Request: Below is some data. Write out, without any changes, everything from its first line through the line containing "188, 912, 203)", including both of those lines.

Source data:
## Begin
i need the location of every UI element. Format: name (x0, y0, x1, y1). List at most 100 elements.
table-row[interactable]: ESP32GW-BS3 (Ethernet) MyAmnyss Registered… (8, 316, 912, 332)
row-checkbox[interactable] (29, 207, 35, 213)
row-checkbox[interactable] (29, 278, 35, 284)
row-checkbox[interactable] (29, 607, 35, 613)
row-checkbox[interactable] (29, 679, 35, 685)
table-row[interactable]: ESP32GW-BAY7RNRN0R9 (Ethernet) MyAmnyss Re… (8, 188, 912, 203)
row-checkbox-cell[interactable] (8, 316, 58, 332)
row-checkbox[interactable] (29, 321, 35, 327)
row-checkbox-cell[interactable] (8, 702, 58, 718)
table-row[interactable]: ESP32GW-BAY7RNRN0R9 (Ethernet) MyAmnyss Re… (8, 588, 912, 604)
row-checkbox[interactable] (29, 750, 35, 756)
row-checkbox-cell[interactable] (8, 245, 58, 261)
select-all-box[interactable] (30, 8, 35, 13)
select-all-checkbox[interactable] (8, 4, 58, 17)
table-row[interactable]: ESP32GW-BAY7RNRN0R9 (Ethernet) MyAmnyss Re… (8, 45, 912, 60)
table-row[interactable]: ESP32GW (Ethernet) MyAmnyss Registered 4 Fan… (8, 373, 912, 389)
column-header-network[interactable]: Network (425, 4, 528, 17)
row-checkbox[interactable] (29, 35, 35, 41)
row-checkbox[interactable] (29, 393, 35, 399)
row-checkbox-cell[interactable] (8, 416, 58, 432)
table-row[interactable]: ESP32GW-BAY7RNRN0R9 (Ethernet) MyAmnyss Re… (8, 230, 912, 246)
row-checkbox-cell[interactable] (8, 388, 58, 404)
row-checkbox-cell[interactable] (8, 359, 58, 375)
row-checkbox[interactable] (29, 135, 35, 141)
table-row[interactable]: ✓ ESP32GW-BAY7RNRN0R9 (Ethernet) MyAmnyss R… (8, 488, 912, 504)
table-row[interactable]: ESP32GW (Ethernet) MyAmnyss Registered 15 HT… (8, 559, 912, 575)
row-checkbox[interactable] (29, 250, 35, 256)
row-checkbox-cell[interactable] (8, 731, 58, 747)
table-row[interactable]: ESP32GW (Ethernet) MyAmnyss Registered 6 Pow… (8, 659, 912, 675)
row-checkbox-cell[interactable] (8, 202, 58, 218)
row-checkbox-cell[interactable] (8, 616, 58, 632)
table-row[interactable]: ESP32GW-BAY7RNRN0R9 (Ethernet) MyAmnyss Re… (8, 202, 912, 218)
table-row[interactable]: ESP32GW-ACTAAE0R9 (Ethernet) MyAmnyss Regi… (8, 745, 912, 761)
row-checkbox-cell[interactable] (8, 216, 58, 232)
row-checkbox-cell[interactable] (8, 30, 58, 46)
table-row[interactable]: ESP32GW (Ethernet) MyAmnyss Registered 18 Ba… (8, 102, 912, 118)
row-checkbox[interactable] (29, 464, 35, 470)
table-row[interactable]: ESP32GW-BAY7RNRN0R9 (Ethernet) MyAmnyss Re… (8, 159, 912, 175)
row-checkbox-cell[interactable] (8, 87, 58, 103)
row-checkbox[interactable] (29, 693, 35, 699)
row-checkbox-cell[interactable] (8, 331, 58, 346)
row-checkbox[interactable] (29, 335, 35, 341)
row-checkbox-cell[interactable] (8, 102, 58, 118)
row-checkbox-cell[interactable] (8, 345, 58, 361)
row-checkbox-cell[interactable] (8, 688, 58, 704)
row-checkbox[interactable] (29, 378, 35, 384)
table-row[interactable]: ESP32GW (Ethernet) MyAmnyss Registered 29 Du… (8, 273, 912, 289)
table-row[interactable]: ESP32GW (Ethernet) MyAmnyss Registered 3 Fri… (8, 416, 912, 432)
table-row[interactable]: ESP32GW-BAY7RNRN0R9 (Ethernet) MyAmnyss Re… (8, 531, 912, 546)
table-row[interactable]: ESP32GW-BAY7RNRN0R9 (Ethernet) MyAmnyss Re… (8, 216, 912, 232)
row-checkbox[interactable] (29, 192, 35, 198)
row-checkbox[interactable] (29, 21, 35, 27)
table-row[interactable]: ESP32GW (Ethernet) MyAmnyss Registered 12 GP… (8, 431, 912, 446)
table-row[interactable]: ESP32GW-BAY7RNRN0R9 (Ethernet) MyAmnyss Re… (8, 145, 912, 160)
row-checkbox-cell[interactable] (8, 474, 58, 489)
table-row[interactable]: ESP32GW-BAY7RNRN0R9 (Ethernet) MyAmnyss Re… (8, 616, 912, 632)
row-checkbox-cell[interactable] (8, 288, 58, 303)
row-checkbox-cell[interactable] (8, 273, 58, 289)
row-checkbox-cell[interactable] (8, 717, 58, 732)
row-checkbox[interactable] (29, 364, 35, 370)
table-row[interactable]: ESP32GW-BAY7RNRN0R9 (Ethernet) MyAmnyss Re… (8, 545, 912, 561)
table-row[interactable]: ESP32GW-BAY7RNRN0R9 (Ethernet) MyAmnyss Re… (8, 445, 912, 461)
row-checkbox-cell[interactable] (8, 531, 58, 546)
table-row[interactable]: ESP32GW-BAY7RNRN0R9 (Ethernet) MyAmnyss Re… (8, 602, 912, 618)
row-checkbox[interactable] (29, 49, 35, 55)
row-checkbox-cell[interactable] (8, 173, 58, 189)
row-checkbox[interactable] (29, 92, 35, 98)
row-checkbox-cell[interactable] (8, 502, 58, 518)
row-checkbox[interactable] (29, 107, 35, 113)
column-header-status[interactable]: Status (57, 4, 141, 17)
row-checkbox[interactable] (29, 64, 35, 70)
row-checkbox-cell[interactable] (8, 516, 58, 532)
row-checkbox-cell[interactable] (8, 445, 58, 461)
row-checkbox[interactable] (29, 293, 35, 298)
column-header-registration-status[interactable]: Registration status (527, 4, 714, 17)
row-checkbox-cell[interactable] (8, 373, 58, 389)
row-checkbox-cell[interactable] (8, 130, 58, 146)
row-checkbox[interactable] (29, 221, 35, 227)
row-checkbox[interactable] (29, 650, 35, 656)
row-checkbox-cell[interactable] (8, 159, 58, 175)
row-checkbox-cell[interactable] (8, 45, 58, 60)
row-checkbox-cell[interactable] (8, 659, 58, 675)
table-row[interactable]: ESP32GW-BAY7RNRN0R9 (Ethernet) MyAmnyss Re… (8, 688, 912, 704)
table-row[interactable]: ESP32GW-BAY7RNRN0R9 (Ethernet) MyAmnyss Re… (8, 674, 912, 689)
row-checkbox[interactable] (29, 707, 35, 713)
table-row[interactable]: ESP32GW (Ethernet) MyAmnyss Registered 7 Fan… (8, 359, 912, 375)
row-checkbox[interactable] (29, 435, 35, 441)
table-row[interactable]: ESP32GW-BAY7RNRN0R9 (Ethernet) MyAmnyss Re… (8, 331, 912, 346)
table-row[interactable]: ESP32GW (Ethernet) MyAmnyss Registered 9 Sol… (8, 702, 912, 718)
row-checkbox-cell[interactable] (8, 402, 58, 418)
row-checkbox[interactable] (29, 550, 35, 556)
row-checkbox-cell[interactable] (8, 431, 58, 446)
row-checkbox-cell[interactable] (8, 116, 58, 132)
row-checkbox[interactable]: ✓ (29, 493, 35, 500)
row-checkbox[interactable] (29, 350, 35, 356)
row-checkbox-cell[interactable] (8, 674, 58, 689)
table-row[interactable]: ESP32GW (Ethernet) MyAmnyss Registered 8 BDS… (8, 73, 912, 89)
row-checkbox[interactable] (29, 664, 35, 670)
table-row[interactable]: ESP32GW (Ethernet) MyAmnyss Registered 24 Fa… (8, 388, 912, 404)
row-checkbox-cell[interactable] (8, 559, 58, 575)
## End
Task solution:
i need the location of every UI element. Format: name (x0, y0, x1, y1). List at most 100 elements.
table-row[interactable]: ESP32GW-BS3 (Ethernet) MyAmnyss Registered… (8, 316, 912, 332)
row-checkbox[interactable] (29, 207, 35, 213)
row-checkbox[interactable] (29, 278, 35, 284)
row-checkbox[interactable] (29, 607, 35, 613)
row-checkbox[interactable] (29, 679, 35, 685)
table-row[interactable]: ESP32GW-BAY7RNRN0R9 (Ethernet) MyAmnyss Re… (8, 188, 912, 203)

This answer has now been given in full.